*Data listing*
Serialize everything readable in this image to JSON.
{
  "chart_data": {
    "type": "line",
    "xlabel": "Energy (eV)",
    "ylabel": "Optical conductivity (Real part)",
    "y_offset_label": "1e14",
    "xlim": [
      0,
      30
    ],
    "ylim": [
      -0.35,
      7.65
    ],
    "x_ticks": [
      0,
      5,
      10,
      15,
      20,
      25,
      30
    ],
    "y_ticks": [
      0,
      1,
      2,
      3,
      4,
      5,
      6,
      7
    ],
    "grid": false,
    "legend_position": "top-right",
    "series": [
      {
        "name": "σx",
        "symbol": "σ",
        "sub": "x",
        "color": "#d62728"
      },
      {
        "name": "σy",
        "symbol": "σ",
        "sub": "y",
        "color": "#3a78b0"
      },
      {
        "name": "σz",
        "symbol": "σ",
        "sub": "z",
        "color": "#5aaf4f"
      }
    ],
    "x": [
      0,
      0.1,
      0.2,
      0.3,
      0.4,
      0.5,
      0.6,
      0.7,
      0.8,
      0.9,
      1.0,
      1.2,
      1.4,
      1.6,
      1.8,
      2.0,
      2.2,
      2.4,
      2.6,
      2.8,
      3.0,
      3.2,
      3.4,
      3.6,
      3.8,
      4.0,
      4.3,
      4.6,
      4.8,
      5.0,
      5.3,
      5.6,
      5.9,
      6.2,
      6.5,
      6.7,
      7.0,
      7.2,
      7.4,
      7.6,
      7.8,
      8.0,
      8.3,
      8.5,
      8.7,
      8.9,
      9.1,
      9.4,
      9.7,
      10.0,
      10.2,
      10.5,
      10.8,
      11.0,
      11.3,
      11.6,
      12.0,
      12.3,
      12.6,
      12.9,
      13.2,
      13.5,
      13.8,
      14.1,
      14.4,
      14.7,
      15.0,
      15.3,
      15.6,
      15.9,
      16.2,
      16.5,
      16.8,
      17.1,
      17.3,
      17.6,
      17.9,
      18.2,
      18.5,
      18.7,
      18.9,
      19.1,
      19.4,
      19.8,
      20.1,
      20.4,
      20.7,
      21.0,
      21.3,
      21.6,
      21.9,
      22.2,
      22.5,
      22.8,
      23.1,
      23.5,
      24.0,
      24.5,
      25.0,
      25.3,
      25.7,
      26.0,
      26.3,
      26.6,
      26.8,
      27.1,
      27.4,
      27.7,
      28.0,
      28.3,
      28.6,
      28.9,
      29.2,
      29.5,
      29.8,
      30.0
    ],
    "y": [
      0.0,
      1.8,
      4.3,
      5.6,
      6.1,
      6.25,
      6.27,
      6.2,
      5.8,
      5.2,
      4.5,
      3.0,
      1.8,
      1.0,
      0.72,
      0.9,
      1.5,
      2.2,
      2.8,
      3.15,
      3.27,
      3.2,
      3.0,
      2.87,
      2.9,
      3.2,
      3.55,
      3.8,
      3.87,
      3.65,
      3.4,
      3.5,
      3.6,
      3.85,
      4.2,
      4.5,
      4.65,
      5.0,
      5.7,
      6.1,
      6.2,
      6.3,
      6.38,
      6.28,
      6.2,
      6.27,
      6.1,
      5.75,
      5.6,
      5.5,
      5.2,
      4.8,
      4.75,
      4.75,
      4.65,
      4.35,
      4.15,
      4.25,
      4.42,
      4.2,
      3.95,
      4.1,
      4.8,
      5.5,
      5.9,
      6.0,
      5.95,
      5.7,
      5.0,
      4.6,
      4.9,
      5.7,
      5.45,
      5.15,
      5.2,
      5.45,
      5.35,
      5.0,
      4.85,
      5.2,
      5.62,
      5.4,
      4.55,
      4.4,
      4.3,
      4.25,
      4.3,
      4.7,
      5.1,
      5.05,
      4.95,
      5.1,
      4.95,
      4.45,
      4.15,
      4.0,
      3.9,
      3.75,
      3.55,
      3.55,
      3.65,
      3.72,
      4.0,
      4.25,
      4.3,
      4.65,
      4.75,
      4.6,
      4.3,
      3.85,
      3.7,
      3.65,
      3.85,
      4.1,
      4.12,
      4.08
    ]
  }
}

*TASK BRIEF*
Check each line of the records for the word "color" and extract those that contain it.

*RESPONSE TO THE TASK*
        "color": "#d62728"
        "color": "#3a78b0"
        "color": "#5aaf4f"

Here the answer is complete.